# [Short task]
Everything from the line that contains "Enumerate this screenshot's" through the final line of the records below should be quoted exactly, except the pictures.

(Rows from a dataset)
######
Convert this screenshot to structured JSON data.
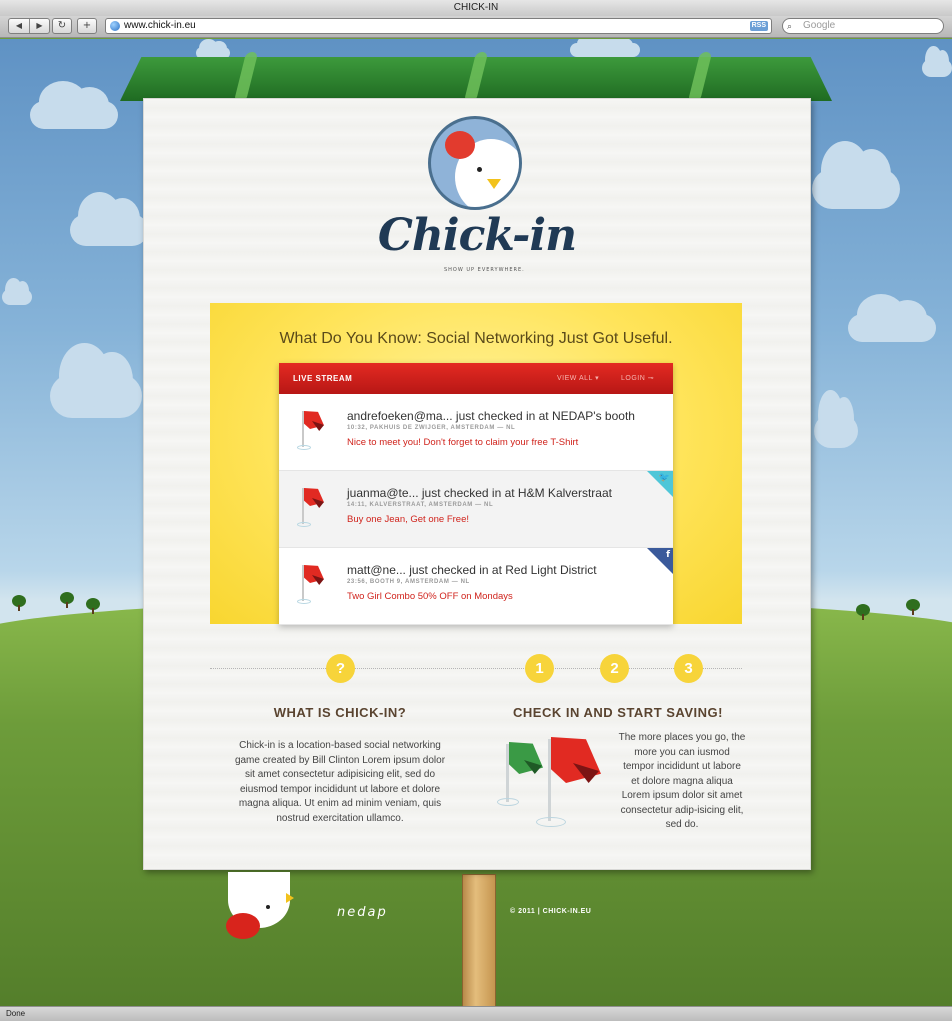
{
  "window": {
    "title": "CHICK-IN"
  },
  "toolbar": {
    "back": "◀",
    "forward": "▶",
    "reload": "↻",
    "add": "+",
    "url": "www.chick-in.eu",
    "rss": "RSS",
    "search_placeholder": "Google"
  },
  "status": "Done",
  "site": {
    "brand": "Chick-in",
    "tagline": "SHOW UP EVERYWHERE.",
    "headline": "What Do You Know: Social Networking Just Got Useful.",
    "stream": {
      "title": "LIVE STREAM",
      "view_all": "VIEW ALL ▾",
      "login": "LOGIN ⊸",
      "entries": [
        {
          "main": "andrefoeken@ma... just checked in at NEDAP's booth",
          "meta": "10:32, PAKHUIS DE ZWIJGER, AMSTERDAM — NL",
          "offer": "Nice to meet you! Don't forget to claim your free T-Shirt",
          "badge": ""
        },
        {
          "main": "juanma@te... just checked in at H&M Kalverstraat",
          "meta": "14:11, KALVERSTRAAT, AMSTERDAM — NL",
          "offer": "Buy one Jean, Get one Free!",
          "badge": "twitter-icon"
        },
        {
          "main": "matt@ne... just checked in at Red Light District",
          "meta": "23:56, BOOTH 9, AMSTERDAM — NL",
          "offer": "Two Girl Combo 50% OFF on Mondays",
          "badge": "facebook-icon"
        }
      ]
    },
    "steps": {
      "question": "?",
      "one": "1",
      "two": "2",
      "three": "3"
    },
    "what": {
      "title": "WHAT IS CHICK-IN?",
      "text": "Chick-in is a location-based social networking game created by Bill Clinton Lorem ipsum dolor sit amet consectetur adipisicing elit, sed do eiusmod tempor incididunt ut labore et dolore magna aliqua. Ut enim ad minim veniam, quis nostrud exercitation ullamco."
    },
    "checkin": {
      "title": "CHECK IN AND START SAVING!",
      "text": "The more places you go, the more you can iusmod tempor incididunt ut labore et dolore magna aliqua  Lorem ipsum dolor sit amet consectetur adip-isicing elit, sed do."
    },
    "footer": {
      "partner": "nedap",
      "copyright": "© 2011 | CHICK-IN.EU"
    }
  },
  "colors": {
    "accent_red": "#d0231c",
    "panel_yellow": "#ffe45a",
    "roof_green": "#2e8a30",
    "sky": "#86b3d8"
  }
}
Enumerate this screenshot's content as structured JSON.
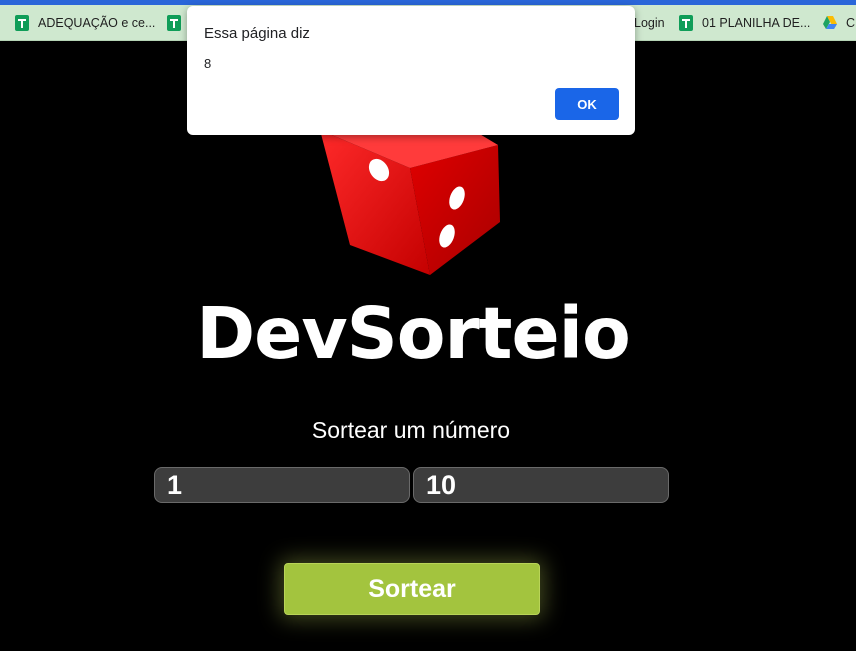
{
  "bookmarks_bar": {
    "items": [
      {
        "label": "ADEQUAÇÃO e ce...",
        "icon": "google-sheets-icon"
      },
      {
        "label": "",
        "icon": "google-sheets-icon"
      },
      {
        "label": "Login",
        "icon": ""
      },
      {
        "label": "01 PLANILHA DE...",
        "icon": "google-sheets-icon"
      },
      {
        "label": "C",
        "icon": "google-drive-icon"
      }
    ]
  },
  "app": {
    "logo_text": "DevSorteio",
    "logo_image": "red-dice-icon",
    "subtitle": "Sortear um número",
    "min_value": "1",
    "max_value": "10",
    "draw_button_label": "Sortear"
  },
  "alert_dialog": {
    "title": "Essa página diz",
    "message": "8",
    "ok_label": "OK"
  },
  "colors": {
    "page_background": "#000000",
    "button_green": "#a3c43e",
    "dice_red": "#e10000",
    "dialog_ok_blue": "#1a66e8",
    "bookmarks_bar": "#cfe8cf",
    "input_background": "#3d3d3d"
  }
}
######
# [Reply to the exercise]
Enumerate this screenshot's content as structured JSON.
{
  "bookmarks_bar": {
    "items": [
      {
        "label": "ADEQUAÇÃO e ce...",
        "icon": "google-sheets-icon"
      },
      {
        "label": "",
        "icon": "google-sheets-icon"
      },
      {
        "label": "Login",
        "icon": ""
      },
      {
        "label": "01 PLANILHA DE...",
        "icon": "google-sheets-icon"
      },
      {
        "label": "C",
        "icon": "google-drive-icon"
      }
    ]
  },
  "app": {
    "logo_text": "DevSorteio",
    "logo_image": "red-dice-icon",
    "subtitle": "Sortear um número",
    "min_value": "1",
    "max_value": "10",
    "draw_button_label": "Sortear"
  },
  "alert_dialog": {
    "title": "Essa página diz",
    "message": "8",
    "ok_label": "OK"
  },
  "colors": {
    "page_background": "#000000",
    "button_green": "#a3c43e",
    "dice_red": "#e10000",
    "dialog_ok_blue": "#1a66e8",
    "bookmarks_bar": "#cfe8cf",
    "input_background": "#3d3d3d"
  }
}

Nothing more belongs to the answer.